▶ _Records for this task_
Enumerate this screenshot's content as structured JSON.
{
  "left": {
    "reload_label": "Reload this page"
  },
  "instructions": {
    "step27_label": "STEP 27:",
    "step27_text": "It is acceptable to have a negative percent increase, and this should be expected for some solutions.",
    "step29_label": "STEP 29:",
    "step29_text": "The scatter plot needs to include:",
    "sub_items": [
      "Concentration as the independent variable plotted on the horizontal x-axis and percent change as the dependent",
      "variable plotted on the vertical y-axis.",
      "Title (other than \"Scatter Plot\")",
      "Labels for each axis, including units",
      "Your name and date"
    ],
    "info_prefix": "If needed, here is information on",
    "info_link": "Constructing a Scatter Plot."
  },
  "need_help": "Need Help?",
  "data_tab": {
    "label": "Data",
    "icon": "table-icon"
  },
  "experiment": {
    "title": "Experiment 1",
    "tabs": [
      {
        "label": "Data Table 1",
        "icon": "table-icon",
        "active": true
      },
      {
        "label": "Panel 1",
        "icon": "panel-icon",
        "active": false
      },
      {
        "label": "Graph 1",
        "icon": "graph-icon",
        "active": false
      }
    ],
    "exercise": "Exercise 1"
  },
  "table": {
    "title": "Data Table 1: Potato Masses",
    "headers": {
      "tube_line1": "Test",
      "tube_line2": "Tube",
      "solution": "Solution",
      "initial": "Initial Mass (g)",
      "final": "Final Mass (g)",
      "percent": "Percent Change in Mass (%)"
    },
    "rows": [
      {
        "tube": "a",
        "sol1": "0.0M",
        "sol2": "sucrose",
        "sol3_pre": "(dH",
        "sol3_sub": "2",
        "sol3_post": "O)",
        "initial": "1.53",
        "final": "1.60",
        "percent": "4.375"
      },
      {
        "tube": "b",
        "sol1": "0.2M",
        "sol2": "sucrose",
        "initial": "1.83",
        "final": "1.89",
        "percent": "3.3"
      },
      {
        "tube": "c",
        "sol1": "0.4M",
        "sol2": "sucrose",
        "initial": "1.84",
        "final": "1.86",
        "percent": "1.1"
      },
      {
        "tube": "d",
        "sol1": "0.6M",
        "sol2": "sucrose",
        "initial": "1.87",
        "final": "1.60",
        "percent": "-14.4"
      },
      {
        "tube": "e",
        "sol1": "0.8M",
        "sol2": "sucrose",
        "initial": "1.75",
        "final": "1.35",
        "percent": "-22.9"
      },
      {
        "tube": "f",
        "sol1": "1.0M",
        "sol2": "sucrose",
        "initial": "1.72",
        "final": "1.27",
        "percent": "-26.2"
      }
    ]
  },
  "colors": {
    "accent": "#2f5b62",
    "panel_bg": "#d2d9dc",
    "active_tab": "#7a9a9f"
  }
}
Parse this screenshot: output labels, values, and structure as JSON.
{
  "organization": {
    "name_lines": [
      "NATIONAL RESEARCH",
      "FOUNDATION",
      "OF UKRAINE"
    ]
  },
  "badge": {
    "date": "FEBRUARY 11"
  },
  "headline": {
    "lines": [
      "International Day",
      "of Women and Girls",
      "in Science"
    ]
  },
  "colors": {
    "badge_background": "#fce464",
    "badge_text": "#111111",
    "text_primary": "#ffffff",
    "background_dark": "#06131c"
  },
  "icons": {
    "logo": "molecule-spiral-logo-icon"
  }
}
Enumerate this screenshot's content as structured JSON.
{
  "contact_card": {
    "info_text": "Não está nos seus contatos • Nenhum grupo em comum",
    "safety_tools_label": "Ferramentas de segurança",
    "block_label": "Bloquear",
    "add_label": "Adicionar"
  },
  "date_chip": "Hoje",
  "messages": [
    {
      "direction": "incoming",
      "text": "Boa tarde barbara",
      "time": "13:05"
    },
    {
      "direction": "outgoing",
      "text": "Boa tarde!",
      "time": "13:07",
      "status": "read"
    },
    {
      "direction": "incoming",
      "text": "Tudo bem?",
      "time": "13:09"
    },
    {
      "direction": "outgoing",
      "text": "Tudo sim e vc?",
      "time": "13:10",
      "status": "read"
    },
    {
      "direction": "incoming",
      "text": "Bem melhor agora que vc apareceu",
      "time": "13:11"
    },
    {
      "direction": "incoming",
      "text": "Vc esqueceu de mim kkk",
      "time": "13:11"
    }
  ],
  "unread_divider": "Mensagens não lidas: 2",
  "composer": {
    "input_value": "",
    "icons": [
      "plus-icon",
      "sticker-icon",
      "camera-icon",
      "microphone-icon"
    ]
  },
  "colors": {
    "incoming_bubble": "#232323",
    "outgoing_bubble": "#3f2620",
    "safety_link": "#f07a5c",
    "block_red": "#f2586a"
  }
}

▶ _Set task_
Return each line of the data exactly as written above.

▶ _Response_
Enumerate this screenshot's content as structured JSON.
{
  "left": {
    "reload_label": "Reload this page"
  },
  "instructions": {
    "step27_label": "STEP 27:",
    "step27_text": "It is acceptable to have a negative percent increase, and this should be expected for some solutions.",
    "step29_label": "STEP 29:",
    "step29_text": "The scatter plot needs to include:",
    "sub_items": [
      "Concentration as the independent variable plotted on the horizontal x-axis and percent change as the dependent",
      "variable plotted on the vertical y-axis.",
      "Title (other than \"Scatter Plot\")",
      "Labels for each axis, including units",
      "Your name and date"
    ],
    "info_prefix": "If needed, here is information on",
    "info_link": "Constructing a Scatter Plot."
  },
  "need_help": "Need Help?",
  "data_tab": {
    "label": "Data",
    "icon": "table-icon"
  },
  "experiment": {
    "title": "Experiment 1",
    "tabs": [
      {
        "label": "Data Table 1",
        "icon": "table-icon",
        "active": true
      },
      {
        "label": "Panel 1",
        "icon": "panel-icon",
        "active": false
      },
      {
        "label": "Graph 1",
        "icon": "graph-icon",
        "active": false
      }
    ],
    "exercise": "Exercise 1"
  },
  "table": {
    "title": "Data Table 1: Potato Masses",
    "headers": {
      "tube_line1": "Test",
      "tube_line2": "Tube",
      "solution": "Solution",
      "initial": "Initial Mass (g)",
      "final": "Final Mass (g)",
      "percent": "Percent Change in Mass (%)"
    },
    "rows": [
      {
        "tube": "a",
        "sol1": "0.0M",
        "sol2": "sucrose",
        "sol3_pre": "(dH",
        "sol3_sub": "2",
        "sol3_post": "O)",
        "initial": "1.53",
        "final": "1.60",
        "percent": "4.375"
      },
      {
        "tube": "b",
        "sol1": "0.2M",
        "sol2": "sucrose",
        "initial": "1.83",
        "final": "1.89",
        "percent": "3.3"
      },
      {
        "tube": "c",
        "sol1": "0.4M",
        "sol2": "sucrose",
        "initial": "1.84",
        "final": "1.86",
        "percent": "1.1"
      },
      {
        "tube": "d",
        "sol1": "0.6M",
        "sol2": "sucrose",
        "initial": "1.87",
        "final": "1.60",
        "percent": "-14.4"
      },
      {
        "tube": "e",
        "sol1": "0.8M",
        "sol2": "sucrose",
        "initial": "1.75",
        "final": "1.35",
        "percent": "-22.9"
      },
      {
        "tube": "f",
        "sol1": "1.0M",
        "sol2": "sucrose",
        "initial": "1.72",
        "final": "1.27",
        "percent": "-26.2"
      }
    ]
  },
  "colors": {
    "accent": "#2f5b62",
    "panel_bg": "#d2d9dc",
    "active_tab": "#7a9a9f"
  }
}
Parse this screenshot: output labels, values, and structure as JSON.
{
  "organization": {
    "name_lines": [
      "NATIONAL RESEARCH",
      "FOUNDATION",
      "OF UKRAINE"
    ]
  },
  "badge": {
    "date": "FEBRUARY 11"
  },
  "headline": {
    "lines": [
      "International Day",
      "of Women and Girls",
      "in Science"
    ]
  },
  "colors": {
    "badge_background": "#fce464",
    "badge_text": "#111111",
    "text_primary": "#ffffff",
    "background_dark": "#06131c"
  },
  "icons": {
    "logo": "molecule-spiral-logo-icon"
  }
}
Enumerate this screenshot's content as structured JSON.
{
  "contact_card": {
    "info_text": "Não está nos seus contatos • Nenhum grupo em comum",
    "safety_tools_label": "Ferramentas de segurança",
    "block_label": "Bloquear",
    "add_label": "Adicionar"
  },
  "date_chip": "Hoje",
  "messages": [
    {
      "direction": "incoming",
      "text": "Boa tarde barbara",
      "time": "13:05"
    },
    {
      "direction": "outgoing",
      "text": "Boa tarde!",
      "time": "13:07",
      "status": "read"
    },
    {
      "direction": "incoming",
      "text": "Tudo bem?",
      "time": "13:09"
    },
    {
      "direction": "outgoing",
      "text": "Tudo sim e vc?",
      "time": "13:10",
      "status": "read"
    },
    {
      "direction": "incoming",
      "text": "Bem melhor agora que vc apareceu",
      "time": "13:11"
    },
    {
      "direction": "incoming",
      "text": "Vc esqueceu de mim kkk",
      "time": "13:11"
    }
  ],
  "unread_divider": "Mensagens não lidas: 2",
  "composer": {
    "input_value": "",
    "icons": [
      "plus-icon",
      "sticker-icon",
      "camera-icon",
      "microphone-icon"
    ]
  },
  "colors": {
    "incoming_bubble": "#232323",
    "outgoing_bubble": "#3f2620",
    "safety_link": "#f07a5c",
    "block_red": "#f2586a"
  }
}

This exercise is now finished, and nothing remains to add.